DATA SHOWN:
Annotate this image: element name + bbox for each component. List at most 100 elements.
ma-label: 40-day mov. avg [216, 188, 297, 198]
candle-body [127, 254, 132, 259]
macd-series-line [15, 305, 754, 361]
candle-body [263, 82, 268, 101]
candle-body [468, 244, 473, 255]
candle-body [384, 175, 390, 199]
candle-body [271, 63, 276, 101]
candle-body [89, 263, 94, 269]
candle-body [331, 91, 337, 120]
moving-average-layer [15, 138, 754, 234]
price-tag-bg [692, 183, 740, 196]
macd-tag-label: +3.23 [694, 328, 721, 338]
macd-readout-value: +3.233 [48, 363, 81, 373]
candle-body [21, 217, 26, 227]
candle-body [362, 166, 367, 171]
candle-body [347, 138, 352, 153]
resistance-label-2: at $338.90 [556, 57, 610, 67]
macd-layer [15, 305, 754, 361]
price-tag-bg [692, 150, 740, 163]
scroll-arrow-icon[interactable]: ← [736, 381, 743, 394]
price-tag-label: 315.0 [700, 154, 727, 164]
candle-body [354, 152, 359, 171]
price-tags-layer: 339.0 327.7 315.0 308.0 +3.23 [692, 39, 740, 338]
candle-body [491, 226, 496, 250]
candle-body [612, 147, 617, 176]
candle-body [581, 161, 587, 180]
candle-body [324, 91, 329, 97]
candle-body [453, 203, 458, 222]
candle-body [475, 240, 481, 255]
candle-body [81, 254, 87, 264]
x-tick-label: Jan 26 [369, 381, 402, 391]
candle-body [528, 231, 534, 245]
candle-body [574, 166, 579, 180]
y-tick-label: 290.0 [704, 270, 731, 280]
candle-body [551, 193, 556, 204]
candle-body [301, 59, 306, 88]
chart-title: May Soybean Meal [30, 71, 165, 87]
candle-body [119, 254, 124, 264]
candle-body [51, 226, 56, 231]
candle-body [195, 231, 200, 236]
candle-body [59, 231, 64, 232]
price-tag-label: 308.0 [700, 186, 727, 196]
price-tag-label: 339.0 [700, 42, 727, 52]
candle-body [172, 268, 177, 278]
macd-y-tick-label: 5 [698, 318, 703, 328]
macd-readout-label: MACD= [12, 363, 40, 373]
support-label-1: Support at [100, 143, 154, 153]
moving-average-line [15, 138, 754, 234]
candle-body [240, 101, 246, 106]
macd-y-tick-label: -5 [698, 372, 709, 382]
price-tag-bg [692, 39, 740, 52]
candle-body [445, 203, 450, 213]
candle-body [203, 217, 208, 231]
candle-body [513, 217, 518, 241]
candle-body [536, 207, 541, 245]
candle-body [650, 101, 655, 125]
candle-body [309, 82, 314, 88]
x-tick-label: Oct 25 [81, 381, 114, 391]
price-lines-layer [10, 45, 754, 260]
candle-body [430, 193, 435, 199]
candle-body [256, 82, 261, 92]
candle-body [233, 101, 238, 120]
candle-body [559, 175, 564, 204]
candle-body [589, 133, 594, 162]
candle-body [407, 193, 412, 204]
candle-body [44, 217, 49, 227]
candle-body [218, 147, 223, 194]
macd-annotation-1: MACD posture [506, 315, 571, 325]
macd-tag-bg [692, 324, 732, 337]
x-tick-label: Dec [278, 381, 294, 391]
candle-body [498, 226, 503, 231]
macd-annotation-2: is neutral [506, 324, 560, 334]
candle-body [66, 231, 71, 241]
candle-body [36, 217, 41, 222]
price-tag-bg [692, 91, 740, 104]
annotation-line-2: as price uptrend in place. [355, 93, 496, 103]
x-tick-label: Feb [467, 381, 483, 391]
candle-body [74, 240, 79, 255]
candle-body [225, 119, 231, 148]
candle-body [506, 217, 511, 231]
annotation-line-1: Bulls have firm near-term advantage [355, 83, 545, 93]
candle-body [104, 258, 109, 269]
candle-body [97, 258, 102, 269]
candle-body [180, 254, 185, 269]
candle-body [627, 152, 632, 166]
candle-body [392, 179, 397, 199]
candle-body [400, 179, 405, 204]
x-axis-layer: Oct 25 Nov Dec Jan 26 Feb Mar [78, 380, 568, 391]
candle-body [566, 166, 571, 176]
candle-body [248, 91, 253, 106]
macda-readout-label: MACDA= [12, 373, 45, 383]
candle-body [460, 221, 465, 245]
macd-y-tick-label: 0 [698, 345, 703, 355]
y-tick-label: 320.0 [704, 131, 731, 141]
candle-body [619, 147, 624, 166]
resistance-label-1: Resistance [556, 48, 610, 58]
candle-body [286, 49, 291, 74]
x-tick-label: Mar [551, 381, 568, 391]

TASK DETAILS: Copy out the listing again, changing every "candle-body" to "candlestick-body" and leaving everything else the same.

SOLUTION:
Annotate this image: element name + bbox for each component. List at most 100 elements.
ma-label: 40-day mov. avg [216, 188, 297, 198]
candlestick-body [127, 254, 132, 259]
macd-series-line [15, 305, 754, 361]
candlestick-body [263, 82, 268, 101]
candlestick-body [468, 244, 473, 255]
candlestick-body [384, 175, 390, 199]
candlestick-body [271, 63, 276, 101]
candlestick-body [89, 263, 94, 269]
candlestick-body [331, 91, 337, 120]
moving-average-layer [15, 138, 754, 234]
price-tag-bg [692, 183, 740, 196]
macd-tag-label: +3.23 [694, 328, 721, 338]
macd-readout-value: +3.233 [48, 363, 81, 373]
candlestick-body [21, 217, 26, 227]
candlestick-body [362, 166, 367, 171]
candlestick-body [347, 138, 352, 153]
resistance-label-2: at $338.90 [556, 57, 610, 67]
macd-layer [15, 305, 754, 361]
price-tag-bg [692, 150, 740, 163]
scroll-arrow-icon[interactable]: ← [736, 381, 743, 394]
price-tag-label: 315.0 [700, 154, 727, 164]
candlestick-body [354, 152, 359, 171]
price-tags-layer: 339.0 327.7 315.0 308.0 +3.23 [692, 39, 740, 338]
candlestick-body [491, 226, 496, 250]
candlestick-body [612, 147, 617, 176]
candlestick-body [581, 161, 587, 180]
candlestick-body [324, 91, 329, 97]
candlestick-body [453, 203, 458, 222]
candlestick-body [475, 240, 481, 255]
candlestick-body [81, 254, 87, 264]
x-tick-label: Jan 26 [369, 381, 402, 391]
candlestick-body [528, 231, 534, 245]
candlestick-body [574, 166, 579, 180]
y-tick-label: 290.0 [704, 270, 731, 280]
candlestick-body [551, 193, 556, 204]
candlestick-body [301, 59, 306, 88]
chart-title: May Soybean Meal [30, 71, 165, 87]
candlestick-body [119, 254, 124, 264]
candlestick-body [51, 226, 56, 231]
candlestick-body [195, 231, 200, 236]
candlestick-body [59, 231, 64, 232]
price-tag-label: 308.0 [700, 186, 727, 196]
price-tag-label: 339.0 [700, 42, 727, 52]
candlestick-body [172, 268, 177, 278]
macd-y-tick-label: 5 [698, 318, 703, 328]
macd-readout-label: MACD= [12, 363, 40, 373]
support-label-1: Support at [100, 143, 154, 153]
moving-average-line [15, 138, 754, 234]
candlestick-body [240, 101, 246, 106]
macd-y-tick-label: -5 [698, 372, 709, 382]
price-tag-bg [692, 39, 740, 52]
candlestick-body [445, 203, 450, 213]
candlestick-body [203, 217, 208, 231]
candlestick-body [513, 217, 518, 241]
candlestick-body [536, 207, 541, 245]
candlestick-body [650, 101, 655, 125]
candlestick-body [309, 82, 314, 88]
x-tick-label: Oct 25 [81, 381, 114, 391]
price-lines-layer [10, 45, 754, 260]
candlestick-body [430, 193, 435, 199]
candlestick-body [256, 82, 261, 92]
candlestick-body [233, 101, 238, 120]
candlestick-body [559, 175, 564, 204]
candlestick-body [589, 133, 594, 162]
candlestick-body [407, 193, 412, 204]
candlestick-body [44, 217, 49, 227]
candlestick-body [218, 147, 223, 194]
macd-annotation-1: MACD posture [506, 315, 571, 325]
macd-tag-bg [692, 324, 732, 337]
x-tick-label: Dec [278, 381, 294, 391]
candlestick-body [498, 226, 503, 231]
macd-annotation-2: is neutral [506, 324, 560, 334]
candlestick-body [66, 231, 71, 241]
candlestick-body [36, 217, 41, 222]
price-tag-bg [692, 91, 740, 104]
annotation-line-2: as price uptrend in place. [355, 93, 496, 103]
x-tick-label: Feb [467, 381, 483, 391]
candlestick-body [74, 240, 79, 255]
candlestick-body [225, 119, 231, 148]
candlestick-body [506, 217, 511, 231]
annotation-line-1: Bulls have firm near-term advantage [355, 83, 545, 93]
candlestick-body [104, 258, 109, 269]
candlestick-body [97, 258, 102, 269]
candlestick-body [180, 254, 185, 269]
candlestick-body [627, 152, 632, 166]
candlestick-body [392, 179, 397, 199]
candlestick-body [400, 179, 405, 204]
x-axis-layer: Oct 25 Nov Dec Jan 26 Feb Mar [78, 380, 568, 391]
candlestick-body [566, 166, 571, 176]
candlestick-body [248, 91, 253, 106]
macda-readout-label: MACDA= [12, 373, 45, 383]
candlestick-body [460, 221, 465, 245]
macd-y-tick-label: 0 [698, 345, 703, 355]
y-tick-label: 320.0 [704, 131, 731, 141]
candlestick-body [619, 147, 624, 166]
resistance-label-1: Resistance [556, 48, 610, 58]
candlestick-body [286, 49, 291, 74]
x-tick-label: Mar [551, 381, 568, 391]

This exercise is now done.